• _MATERIALS PROVIDED_:

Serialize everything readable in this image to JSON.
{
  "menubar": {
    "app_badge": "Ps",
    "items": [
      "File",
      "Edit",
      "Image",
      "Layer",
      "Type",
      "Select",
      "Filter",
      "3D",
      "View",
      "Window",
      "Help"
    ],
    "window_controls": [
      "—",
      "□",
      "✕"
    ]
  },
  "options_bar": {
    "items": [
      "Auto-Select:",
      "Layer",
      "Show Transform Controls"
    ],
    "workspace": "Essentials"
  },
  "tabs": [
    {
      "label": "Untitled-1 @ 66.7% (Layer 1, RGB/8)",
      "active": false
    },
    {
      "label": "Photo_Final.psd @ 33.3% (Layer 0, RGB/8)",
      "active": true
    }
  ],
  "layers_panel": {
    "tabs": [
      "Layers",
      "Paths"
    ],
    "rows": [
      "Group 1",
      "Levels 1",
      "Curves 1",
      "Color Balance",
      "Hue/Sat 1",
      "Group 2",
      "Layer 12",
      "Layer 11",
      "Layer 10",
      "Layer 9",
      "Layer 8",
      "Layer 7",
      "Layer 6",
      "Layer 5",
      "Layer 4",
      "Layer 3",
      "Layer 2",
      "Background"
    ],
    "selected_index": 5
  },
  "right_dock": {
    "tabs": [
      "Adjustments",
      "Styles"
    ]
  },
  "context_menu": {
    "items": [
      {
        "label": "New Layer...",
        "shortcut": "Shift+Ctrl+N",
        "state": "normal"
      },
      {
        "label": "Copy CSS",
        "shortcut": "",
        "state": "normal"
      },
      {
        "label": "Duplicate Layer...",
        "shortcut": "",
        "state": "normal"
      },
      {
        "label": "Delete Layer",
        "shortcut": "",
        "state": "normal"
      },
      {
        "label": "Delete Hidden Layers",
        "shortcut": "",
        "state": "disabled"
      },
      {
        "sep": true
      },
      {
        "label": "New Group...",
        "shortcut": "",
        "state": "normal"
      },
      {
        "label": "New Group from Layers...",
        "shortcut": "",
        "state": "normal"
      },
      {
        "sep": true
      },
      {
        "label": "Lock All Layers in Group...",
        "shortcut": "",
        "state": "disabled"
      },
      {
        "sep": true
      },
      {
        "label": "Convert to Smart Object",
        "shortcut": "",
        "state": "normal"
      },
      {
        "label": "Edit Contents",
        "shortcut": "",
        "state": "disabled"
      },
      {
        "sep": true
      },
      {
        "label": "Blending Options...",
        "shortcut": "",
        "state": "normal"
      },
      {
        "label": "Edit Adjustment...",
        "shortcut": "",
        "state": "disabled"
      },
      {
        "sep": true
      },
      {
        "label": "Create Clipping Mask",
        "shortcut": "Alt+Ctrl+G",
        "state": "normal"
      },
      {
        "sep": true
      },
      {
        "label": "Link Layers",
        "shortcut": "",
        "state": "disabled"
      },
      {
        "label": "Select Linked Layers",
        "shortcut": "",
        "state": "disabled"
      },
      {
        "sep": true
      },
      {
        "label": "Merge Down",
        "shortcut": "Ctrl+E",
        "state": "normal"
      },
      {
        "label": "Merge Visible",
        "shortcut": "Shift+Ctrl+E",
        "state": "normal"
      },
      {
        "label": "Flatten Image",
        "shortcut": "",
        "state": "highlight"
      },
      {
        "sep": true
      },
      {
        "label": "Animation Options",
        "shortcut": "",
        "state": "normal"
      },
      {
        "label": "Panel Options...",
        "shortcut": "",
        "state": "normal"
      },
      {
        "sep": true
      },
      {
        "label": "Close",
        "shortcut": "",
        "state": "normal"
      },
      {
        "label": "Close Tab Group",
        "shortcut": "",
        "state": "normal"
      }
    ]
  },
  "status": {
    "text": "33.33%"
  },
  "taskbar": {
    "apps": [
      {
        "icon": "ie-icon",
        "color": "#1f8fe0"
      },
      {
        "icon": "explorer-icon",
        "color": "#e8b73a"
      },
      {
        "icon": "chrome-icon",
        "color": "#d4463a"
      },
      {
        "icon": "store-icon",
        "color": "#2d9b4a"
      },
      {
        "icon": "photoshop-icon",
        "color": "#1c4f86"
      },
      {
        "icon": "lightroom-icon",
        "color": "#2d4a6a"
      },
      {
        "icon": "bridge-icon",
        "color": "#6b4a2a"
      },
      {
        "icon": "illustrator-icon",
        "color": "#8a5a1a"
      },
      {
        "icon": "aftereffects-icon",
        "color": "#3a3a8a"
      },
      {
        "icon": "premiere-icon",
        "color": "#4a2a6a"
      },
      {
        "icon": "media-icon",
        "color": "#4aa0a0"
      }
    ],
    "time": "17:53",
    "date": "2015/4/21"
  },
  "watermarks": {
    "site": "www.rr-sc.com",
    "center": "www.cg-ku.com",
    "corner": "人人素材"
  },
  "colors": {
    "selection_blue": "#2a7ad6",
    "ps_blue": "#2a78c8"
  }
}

• _GIVEN PROBLEM_: Please repeat all the records above exactly as they appear.

• _EXERCISE OUTPUT_:
Serialize everything readable in this image to JSON.
{
  "menubar": {
    "app_badge": "Ps",
    "items": [
      "File",
      "Edit",
      "Image",
      "Layer",
      "Type",
      "Select",
      "Filter",
      "3D",
      "View",
      "Window",
      "Help"
    ],
    "window_controls": [
      "—",
      "□",
      "✕"
    ]
  },
  "options_bar": {
    "items": [
      "Auto-Select:",
      "Layer",
      "Show Transform Controls"
    ],
    "workspace": "Essentials"
  },
  "tabs": [
    {
      "label": "Untitled-1 @ 66.7% (Layer 1, RGB/8)",
      "active": false
    },
    {
      "label": "Photo_Final.psd @ 33.3% (Layer 0, RGB/8)",
      "active": true
    }
  ],
  "layers_panel": {
    "tabs": [
      "Layers",
      "Paths"
    ],
    "rows": [
      "Group 1",
      "Levels 1",
      "Curves 1",
      "Color Balance",
      "Hue/Sat 1",
      "Group 2",
      "Layer 12",
      "Layer 11",
      "Layer 10",
      "Layer 9",
      "Layer 8",
      "Layer 7",
      "Layer 6",
      "Layer 5",
      "Layer 4",
      "Layer 3",
      "Layer 2",
      "Background"
    ],
    "selected_index": 5
  },
  "right_dock": {
    "tabs": [
      "Adjustments",
      "Styles"
    ]
  },
  "context_menu": {
    "items": [
      {
        "label": "New Layer...",
        "shortcut": "Shift+Ctrl+N",
        "state": "normal"
      },
      {
        "label": "Copy CSS",
        "shortcut": "",
        "state": "normal"
      },
      {
        "label": "Duplicate Layer...",
        "shortcut": "",
        "state": "normal"
      },
      {
        "label": "Delete Layer",
        "shortcut": "",
        "state": "normal"
      },
      {
        "label": "Delete Hidden Layers",
        "shortcut": "",
        "state": "disabled"
      },
      {
        "sep": true
      },
      {
        "label": "New Group...",
        "shortcut": "",
        "state": "normal"
      },
      {
        "label": "New Group from Layers...",
        "shortcut": "",
        "state": "normal"
      },
      {
        "sep": true
      },
      {
        "label": "Lock All Layers in Group...",
        "shortcut": "",
        "state": "disabled"
      },
      {
        "sep": true
      },
      {
        "label": "Convert to Smart Object",
        "shortcut": "",
        "state": "normal"
      },
      {
        "label": "Edit Contents",
        "shortcut": "",
        "state": "disabled"
      },
      {
        "sep": true
      },
      {
        "label": "Blending Options...",
        "shortcut": "",
        "state": "normal"
      },
      {
        "label": "Edit Adjustment...",
        "shortcut": "",
        "state": "disabled"
      },
      {
        "sep": true
      },
      {
        "label": "Create Clipping Mask",
        "shortcut": "Alt+Ctrl+G",
        "state": "normal"
      },
      {
        "sep": true
      },
      {
        "label": "Link Layers",
        "shortcut": "",
        "state": "disabled"
      },
      {
        "label": "Select Linked Layers",
        "shortcut": "",
        "state": "disabled"
      },
      {
        "sep": true
      },
      {
        "label": "Merge Down",
        "shortcut": "Ctrl+E",
        "state": "normal"
      },
      {
        "label": "Merge Visible",
        "shortcut": "Shift+Ctrl+E",
        "state": "normal"
      },
      {
        "label": "Flatten Image",
        "shortcut": "",
        "state": "highlight"
      },
      {
        "sep": true
      },
      {
        "label": "Animation Options",
        "shortcut": "",
        "state": "normal"
      },
      {
        "label": "Panel Options...",
        "shortcut": "",
        "state": "normal"
      },
      {
        "sep": true
      },
      {
        "label": "Close",
        "shortcut": "",
        "state": "normal"
      },
      {
        "label": "Close Tab Group",
        "shortcut": "",
        "state": "normal"
      }
    ]
  },
  "status": {
    "text": "33.33%"
  },
  "taskbar": {
    "apps": [
      {
        "icon": "ie-icon",
        "color": "#1f8fe0"
      },
      {
        "icon": "explorer-icon",
        "color": "#e8b73a"
      },
      {
        "icon": "chrome-icon",
        "color": "#d4463a"
      },
      {
        "icon": "store-icon",
        "color": "#2d9b4a"
      },
      {
        "icon": "photoshop-icon",
        "color": "#1c4f86"
      },
      {
        "icon": "lightroom-icon",
        "color": "#2d4a6a"
      },
      {
        "icon": "bridge-icon",
        "color": "#6b4a2a"
      },
      {
        "icon": "illustrator-icon",
        "color": "#8a5a1a"
      },
      {
        "icon": "aftereffects-icon",
        "color": "#3a3a8a"
      },
      {
        "icon": "premiere-icon",
        "color": "#4a2a6a"
      },
      {
        "icon": "media-icon",
        "color": "#4aa0a0"
      }
    ],
    "time": "17:53",
    "date": "2015/4/21"
  },
  "watermarks": {
    "site": "www.rr-sc.com",
    "center": "www.cg-ku.com",
    "corner": "人人素材"
  },
  "colors": {
    "selection_blue": "#2a7ad6",
    "ps_blue": "#2a78c8"
  }
}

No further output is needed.